■ **Material for the task**:
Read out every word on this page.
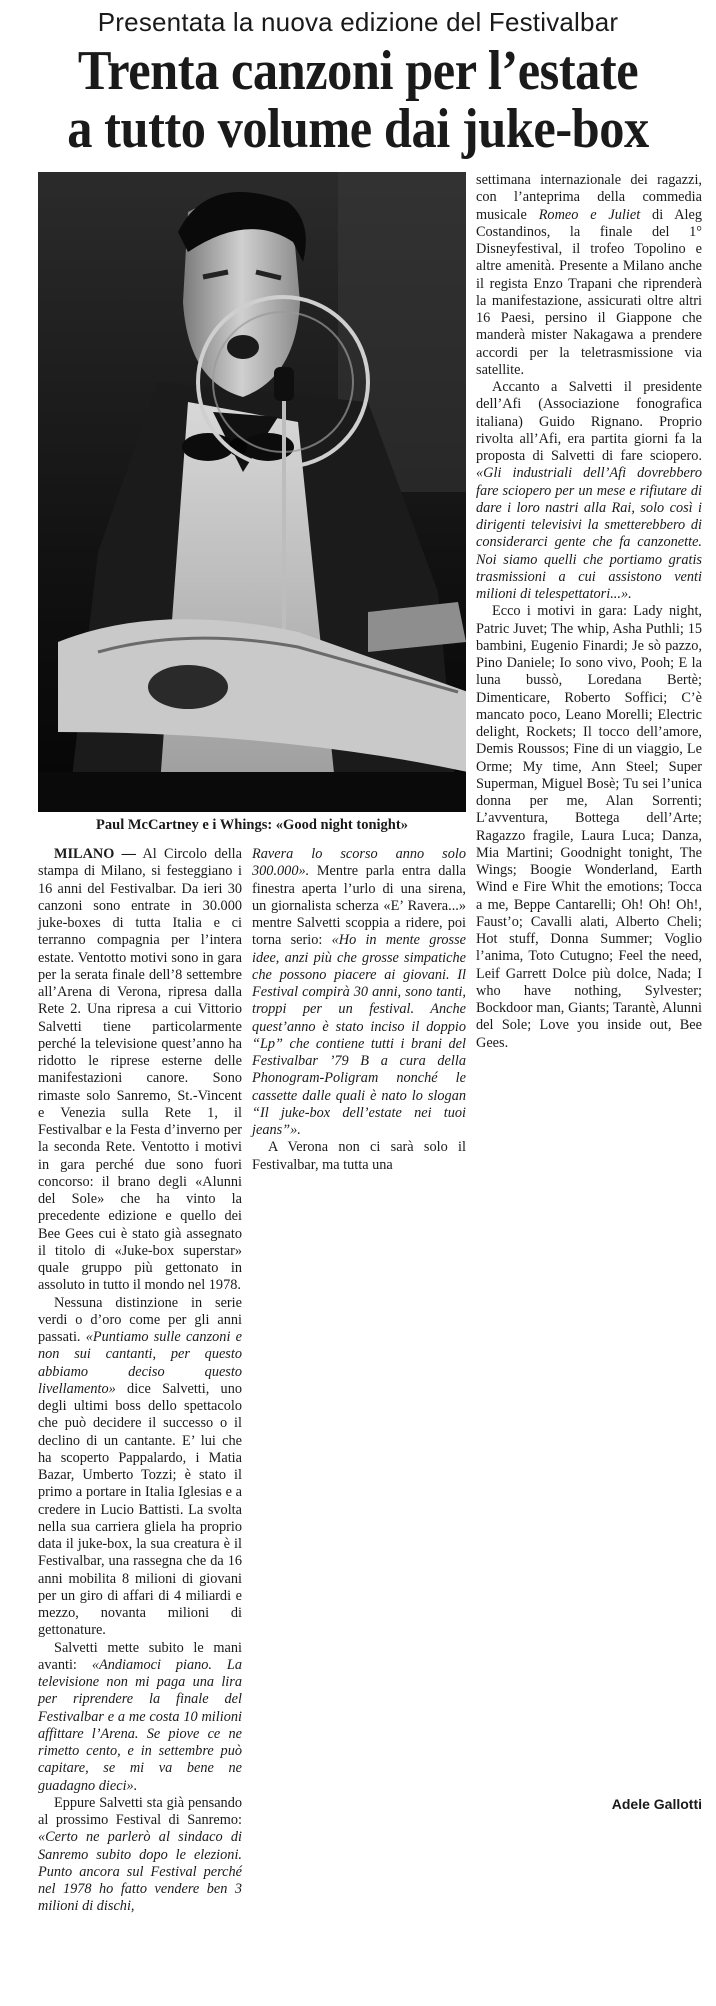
Presentata la nuova edizione del Festivalbar
Trenta canzoni per l’estate
a tutto volume dai juke-box
Paul McCartney e i Whings: «Good night tonight»

MILANO — Al Circolo della stampa di Milano, si festeggiano i 16 anni del Festivalbar. Da ieri 30 canzoni sono entrate in 30.000 juke-boxes di tutta Italia e ci terranno compagnia per l’intera estate. Ventotto motivi sono in gara per la serata finale dell’8 settembre all’Arena di Verona, ripresa dalla Rete 2. Una ripresa a cui Vittorio Salvetti tiene particolarmente perché la televisione quest’anno ha ridotto le riprese esterne delle manifestazioni canore. Sono rimaste solo Sanremo, St.-Vincent e Venezia sulla Rete 1, il Festivalbar e la Festa d’inverno per la seconda Rete. Ventotto i motivi in gara perché due sono fuori concorso: il brano degli «Alunni del Sole» che ha vinto la precedente edizione e quello dei Bee Gees cui è stato già assegnato il titolo di «Juke-box superstar» quale gruppo più gettonato in assoluto in tutto il mondo nel 1978.

Nessuna distinzione in serie verdi o d’oro come per gli anni passati. «Puntiamo sulle canzoni e non sui cantanti, per questo abbiamo deciso questo livellamento» dice Salvetti, uno degli ultimi boss dello spettacolo che può decidere il successo o il declino di un cantante. E’ lui che ha scoperto Pappalardo, i Matia Bazar, Umberto Tozzi; è stato il primo a portare in Italia Iglesias e a credere in Lucio Battisti. La svolta nella sua carriera gliela ha proprio data il juke-box, la sua creatura è il Festivalbar, una rassegna che da 16 anni mobilita 8 milioni di giovani per un giro di affari di 4 miliardi e mezzo, novanta milioni di gettonature.

Salvetti mette subito le mani avanti: «Andiamoci piano. La televisione non mi paga una lira per riprendere la finale del Festivalbar e a me costa 10 milioni affittare l’Arena. Se piove ce ne rimetto cento, e in settembre può capitare, se mi va bene ne guadagno dieci».

Eppure Salvetti sta già pensando al prossimo Festival di Sanremo: «Certo ne parlerò al sindaco di Sanremo subito dopo le elezioni. Punto ancora sul Festival perché nel 1978 ho fatto vendere ben 3 milioni di dischi,

Ravera lo scorso anno solo 300.000». Mentre parla entra dalla finestra aperta l’urlo di una sirena, un giornalista scherza «E’ Ravera...» mentre Salvetti scoppia a ridere, poi torna serio: «Ho in mente grosse idee, anzi più che grosse simpatiche che possono piacere ai giovani. Il Festival compirà 30 anni, sono tanti, troppi per un festival. Anche quest’anno è stato inciso il doppio “Lp” che contiene tutti i brani del Festivalbar ’79 B a cura della Phonogram-Poligram nonché le cassette dalle quali è nato lo slogan “Il juke-box dell’estate nei tuoi jeans”».

A Verona non ci sarà solo il Festivalbar, ma tutta una

settimana internazionale dei ragazzi, con l’anteprima della commedia musicale Romeo e Juliet di Aleg Costandinos, la finale del 1° Disneyfestival, il trofeo Topolino e altre amenità. Presente a Milano anche il regista Enzo Trapani che riprenderà la manifestazione, assicurati oltre altri 16 Paesi, persino il Giappone che manderà mister Nakagawa a prendere accordi per la teletrasmissione via satellite.

Accanto a Salvetti il presidente dell’Afi (Associazione fonografica italiana) Guido Rignano. Proprio rivolta all’Afi, era partita giorni fa la proposta di Salvetti di fare sciopero. «Gli industriali dell’Afi dovrebbero fare sciopero per un mese e rifiutare di dare i loro nastri alla Rai, solo così i dirigenti televisivi la smetterebbero di considerarci gente che fa canzonette. Noi siamo quelli che portiamo gratis trasmissioni a cui assistono venti milioni di telespettatori...».

Ecco i motivi in gara: Lady night, Patric Juvet; The whip, Asha Puthli; 15 bambini, Eugenio Finardi; Je sò pazzo, Pino Daniele; Io sono vivo, Pooh; E la luna bussò, Loredana Bertè; Dimenticare, Roberto Soffici; C’è mancato poco, Leano Morelli; Electric delight, Rockets; Il tocco dell’amore, Demis Roussos; Fine di un viaggio, Le Orme; My time, Ann Steel; Super Superman, Miguel Bosè; Tu sei l’unica donna per me, Alan Sorrenti; L’avventura, Bottega dell’Arte; Ragazzo fragile, Laura Luca; Danza, Mia Martini; Goodnight tonight, The Wings; Boogie Wonderland, Earth Wind e Fire Whit the emotions; Tocca a me, Beppe Cantarelli; Oh! Oh! Oh!, Faust’o; Cavalli alati, Alberto Cheli; Hot stuff, Donna Summer; Voglio l’anima, Toto Cutugno; Feel the need, Leif Garrett Dolce più dolce, Nada; I who have nothing, Sylvester; Bockdoor man, Giants; Tarantè, Alunni del Sole; Love you inside out, Bee Gees.

Adele Gallotti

■ **Given exercise**:
Restate each entry word for word, leaving out any pictures.

■ **Result below**:
Read out every word on this page.
Presentata la nuova edizione del Festivalbar
Trenta canzoni per l’estate
a tutto volume dai juke-box
Paul McCartney e i Whings: «Good night tonight»

MILANO — Al Circolo della stampa di Milano, si festeggiano i 16 anni del Festivalbar. Da ieri 30 canzoni sono entrate in 30.000 juke-boxes di tutta Italia e ci terranno compagnia per l’intera estate. Ventotto motivi sono in gara per la serata finale dell’8 settembre all’Arena di Verona, ripresa dalla Rete 2. Una ripresa a cui Vittorio Salvetti tiene particolarmente perché la televisione quest’anno ha ridotto le riprese esterne delle manifestazioni canore. Sono rimaste solo Sanremo, St.-Vincent e Venezia sulla Rete 1, il Festivalbar e la Festa d’inverno per la seconda Rete. Ventotto i motivi in gara perché due sono fuori concorso: il brano degli «Alunni del Sole» che ha vinto la precedente edizione e quello dei Bee Gees cui è stato già assegnato il titolo di «Juke-box superstar» quale gruppo più gettonato in assoluto in tutto il mondo nel 1978.

Nessuna distinzione in serie verdi o d’oro come per gli anni passati. «Puntiamo sulle canzoni e non sui cantanti, per questo abbiamo deciso questo livellamento» dice Salvetti, uno degli ultimi boss dello spettacolo che può decidere il successo o il declino di un cantante. E’ lui che ha scoperto Pappalardo, i Matia Bazar, Umberto Tozzi; è stato il primo a portare in Italia Iglesias e a credere in Lucio Battisti. La svolta nella sua carriera gliela ha proprio data il juke-box, la sua creatura è il Festivalbar, una rassegna che da 16 anni mobilita 8 milioni di giovani per un giro di affari di 4 miliardi e mezzo, novanta milioni di gettonature.

Salvetti mette subito le mani avanti: «Andiamoci piano. La televisione non mi paga una lira per riprendere la finale del Festivalbar e a me costa 10 milioni affittare l’Arena. Se piove ce ne rimetto cento, e in settembre può capitare, se mi va bene ne guadagno dieci».

Eppure Salvetti sta già pensando al prossimo Festival di Sanremo: «Certo ne parlerò al sindaco di Sanremo subito dopo le elezioni. Punto ancora sul Festival perché nel 1978 ho fatto vendere ben 3 milioni di dischi,

Ravera lo scorso anno solo 300.000». Mentre parla entra dalla finestra aperta l’urlo di una sirena, un giornalista scherza «E’ Ravera...» mentre Salvetti scoppia a ridere, poi torna serio: «Ho in mente grosse idee, anzi più che grosse simpatiche che possono piacere ai giovani. Il Festival compirà 30 anni, sono tanti, troppi per un festival. Anche quest’anno è stato inciso il doppio “Lp” che contiene tutti i brani del Festivalbar ’79 B a cura della Phonogram-Poligram nonché le cassette dalle quali è nato lo slogan “Il juke-box dell’estate nei tuoi jeans”».

A Verona non ci sarà solo il Festivalbar, ma tutta una

settimana internazionale dei ragazzi, con l’anteprima della commedia musicale Romeo e Juliet di Aleg Costandinos, la finale del 1° Disneyfestival, il trofeo Topolino e altre amenità. Presente a Milano anche il regista Enzo Trapani che riprenderà la manifestazione, assicurati oltre altri 16 Paesi, persino il Giappone che manderà mister Nakagawa a prendere accordi per la teletrasmissione via satellite.

Accanto a Salvetti il presidente dell’Afi (Associazione fonografica italiana) Guido Rignano. Proprio rivolta all’Afi, era partita giorni fa la proposta di Salvetti di fare sciopero. «Gli industriali dell’Afi dovrebbero fare sciopero per un mese e rifiutare di dare i loro nastri alla Rai, solo così i dirigenti televisivi la smetterebbero di considerarci gente che fa canzonette. Noi siamo quelli che portiamo gratis trasmissioni a cui assistono venti milioni di telespettatori...».

Ecco i motivi in gara: Lady night, Patric Juvet; The whip, Asha Puthli; 15 bambini, Eugenio Finardi; Je sò pazzo, Pino Daniele; Io sono vivo, Pooh; E la luna bussò, Loredana Bertè; Dimenticare, Roberto Soffici; C’è mancato poco, Leano Morelli; Electric delight, Rockets; Il tocco dell’amore, Demis Roussos; Fine di un viaggio, Le Orme; My time, Ann Steel; Super Superman, Miguel Bosè; Tu sei l’unica donna per me, Alan Sorrenti; L’avventura, Bottega dell’Arte; Ragazzo fragile, Laura Luca; Danza, Mia Martini; Goodnight tonight, The Wings; Boogie Wonderland, Earth Wind e Fire Whit the emotions; Tocca a me, Beppe Cantarelli; Oh! Oh! Oh!, Faust’o; Cavalli alati, Alberto Cheli; Hot stuff, Donna Summer; Voglio l’anima, Toto Cutugno; Feel the need, Leif Garrett Dolce più dolce, Nada; I who have nothing, Sylvester; Bockdoor man, Giants; Tarantè, Alunni del Sole; Love you inside out, Bee Gees.

Adele Gallotti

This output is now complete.